- [WHAT IS EXPECTED]:
Where a line holds "left", copy it.

[Records contained in a dataset]

<<<<

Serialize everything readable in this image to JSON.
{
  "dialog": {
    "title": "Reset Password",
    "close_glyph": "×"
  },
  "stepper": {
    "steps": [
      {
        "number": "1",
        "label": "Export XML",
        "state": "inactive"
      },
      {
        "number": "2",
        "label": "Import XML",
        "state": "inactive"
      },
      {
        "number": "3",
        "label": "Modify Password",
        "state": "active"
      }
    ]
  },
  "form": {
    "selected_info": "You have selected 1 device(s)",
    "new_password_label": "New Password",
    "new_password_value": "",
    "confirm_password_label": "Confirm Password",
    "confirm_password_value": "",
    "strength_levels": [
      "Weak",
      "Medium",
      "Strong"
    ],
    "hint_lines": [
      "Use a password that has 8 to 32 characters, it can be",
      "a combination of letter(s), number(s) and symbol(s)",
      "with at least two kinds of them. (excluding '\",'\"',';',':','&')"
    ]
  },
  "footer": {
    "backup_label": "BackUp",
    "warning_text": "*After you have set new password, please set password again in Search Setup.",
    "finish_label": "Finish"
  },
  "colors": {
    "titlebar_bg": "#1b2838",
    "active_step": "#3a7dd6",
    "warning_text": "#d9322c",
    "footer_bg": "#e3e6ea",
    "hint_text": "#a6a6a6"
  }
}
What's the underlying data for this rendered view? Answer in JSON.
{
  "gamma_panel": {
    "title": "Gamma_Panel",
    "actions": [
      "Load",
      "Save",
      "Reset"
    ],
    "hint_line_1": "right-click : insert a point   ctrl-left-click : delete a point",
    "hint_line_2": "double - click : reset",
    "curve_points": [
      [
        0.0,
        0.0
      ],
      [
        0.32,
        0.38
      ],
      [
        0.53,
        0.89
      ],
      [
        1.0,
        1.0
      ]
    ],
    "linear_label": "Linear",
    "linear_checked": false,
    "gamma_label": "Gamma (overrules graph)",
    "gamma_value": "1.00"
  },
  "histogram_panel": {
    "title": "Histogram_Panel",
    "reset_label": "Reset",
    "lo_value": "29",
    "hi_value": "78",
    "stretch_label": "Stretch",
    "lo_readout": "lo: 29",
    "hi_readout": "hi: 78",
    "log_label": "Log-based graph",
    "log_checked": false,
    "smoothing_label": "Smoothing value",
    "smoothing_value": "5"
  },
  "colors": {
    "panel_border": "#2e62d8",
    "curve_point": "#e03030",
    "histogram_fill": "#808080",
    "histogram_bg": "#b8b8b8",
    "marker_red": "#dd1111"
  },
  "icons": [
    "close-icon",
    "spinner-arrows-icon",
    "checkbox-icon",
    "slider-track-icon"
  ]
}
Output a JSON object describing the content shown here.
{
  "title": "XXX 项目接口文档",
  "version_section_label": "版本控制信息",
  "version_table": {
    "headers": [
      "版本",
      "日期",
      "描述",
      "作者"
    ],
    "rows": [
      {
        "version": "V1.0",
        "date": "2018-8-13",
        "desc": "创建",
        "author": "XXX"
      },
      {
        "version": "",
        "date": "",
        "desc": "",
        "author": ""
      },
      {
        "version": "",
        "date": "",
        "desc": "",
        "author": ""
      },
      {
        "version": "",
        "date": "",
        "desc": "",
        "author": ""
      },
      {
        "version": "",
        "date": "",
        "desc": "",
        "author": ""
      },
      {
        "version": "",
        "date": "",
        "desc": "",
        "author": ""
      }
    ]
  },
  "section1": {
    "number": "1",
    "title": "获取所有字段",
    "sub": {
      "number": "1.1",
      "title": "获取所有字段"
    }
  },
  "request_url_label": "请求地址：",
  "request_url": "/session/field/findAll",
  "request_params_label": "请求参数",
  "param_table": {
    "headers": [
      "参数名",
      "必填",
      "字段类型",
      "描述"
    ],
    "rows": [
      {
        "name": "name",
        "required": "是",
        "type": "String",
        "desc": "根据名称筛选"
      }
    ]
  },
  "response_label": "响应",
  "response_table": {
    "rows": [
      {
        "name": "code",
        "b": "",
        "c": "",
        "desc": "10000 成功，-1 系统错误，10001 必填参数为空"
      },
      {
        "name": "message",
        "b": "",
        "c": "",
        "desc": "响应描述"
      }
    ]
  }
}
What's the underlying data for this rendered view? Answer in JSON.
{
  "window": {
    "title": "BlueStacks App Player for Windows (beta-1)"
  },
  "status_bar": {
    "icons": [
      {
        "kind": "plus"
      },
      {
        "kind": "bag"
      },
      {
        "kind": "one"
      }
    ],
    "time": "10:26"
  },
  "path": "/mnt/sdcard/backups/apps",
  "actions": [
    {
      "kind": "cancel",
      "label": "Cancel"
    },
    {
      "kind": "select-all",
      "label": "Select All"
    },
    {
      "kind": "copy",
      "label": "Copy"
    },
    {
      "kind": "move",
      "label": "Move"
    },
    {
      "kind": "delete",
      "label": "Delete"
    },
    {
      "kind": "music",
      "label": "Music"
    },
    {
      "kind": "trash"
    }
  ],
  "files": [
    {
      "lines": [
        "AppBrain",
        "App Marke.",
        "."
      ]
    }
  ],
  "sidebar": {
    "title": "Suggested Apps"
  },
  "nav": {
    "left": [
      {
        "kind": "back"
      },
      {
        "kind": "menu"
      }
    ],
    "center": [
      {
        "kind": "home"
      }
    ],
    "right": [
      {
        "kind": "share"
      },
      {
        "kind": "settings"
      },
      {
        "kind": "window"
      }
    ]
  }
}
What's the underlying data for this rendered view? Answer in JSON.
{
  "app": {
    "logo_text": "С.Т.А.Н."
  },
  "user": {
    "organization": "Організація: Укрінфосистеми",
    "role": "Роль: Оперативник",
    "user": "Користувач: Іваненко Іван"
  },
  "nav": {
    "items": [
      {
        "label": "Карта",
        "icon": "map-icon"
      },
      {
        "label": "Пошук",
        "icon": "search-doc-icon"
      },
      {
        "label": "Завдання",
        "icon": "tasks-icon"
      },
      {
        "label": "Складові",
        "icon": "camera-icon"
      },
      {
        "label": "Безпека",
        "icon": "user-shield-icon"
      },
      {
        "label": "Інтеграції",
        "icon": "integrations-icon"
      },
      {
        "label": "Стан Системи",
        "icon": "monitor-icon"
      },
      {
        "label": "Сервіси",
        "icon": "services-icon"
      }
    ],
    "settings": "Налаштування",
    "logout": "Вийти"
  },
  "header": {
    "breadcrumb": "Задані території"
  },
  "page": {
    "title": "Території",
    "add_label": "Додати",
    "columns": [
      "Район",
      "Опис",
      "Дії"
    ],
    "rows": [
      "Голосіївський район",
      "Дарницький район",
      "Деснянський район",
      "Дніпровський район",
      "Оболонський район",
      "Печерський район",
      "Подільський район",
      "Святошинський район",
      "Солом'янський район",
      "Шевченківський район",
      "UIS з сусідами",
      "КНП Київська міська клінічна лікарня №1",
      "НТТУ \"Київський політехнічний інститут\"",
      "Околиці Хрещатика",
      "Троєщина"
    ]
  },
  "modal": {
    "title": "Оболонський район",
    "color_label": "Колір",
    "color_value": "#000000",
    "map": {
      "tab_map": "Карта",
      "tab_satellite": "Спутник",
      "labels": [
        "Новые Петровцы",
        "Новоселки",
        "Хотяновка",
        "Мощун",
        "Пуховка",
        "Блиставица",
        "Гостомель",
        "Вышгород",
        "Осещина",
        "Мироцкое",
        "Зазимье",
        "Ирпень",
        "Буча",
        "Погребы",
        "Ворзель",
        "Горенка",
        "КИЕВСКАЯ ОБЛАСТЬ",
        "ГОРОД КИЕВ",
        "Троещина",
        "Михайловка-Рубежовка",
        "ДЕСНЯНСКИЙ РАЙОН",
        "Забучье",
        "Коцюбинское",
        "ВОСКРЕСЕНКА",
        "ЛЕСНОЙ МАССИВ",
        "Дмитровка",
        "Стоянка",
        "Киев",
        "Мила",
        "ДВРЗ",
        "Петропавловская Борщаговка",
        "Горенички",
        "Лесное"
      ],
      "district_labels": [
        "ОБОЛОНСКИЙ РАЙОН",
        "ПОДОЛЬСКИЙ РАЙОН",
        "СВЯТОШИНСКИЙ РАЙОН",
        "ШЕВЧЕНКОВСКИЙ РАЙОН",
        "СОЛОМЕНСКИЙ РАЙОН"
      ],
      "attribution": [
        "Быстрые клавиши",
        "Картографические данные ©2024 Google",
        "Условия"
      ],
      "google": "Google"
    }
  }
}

>>>>

- [WRITTEN ANSWER]:
    "hint_line_1": "right-click : insert a point   ctrl-left-click : delete a point",
    "left": [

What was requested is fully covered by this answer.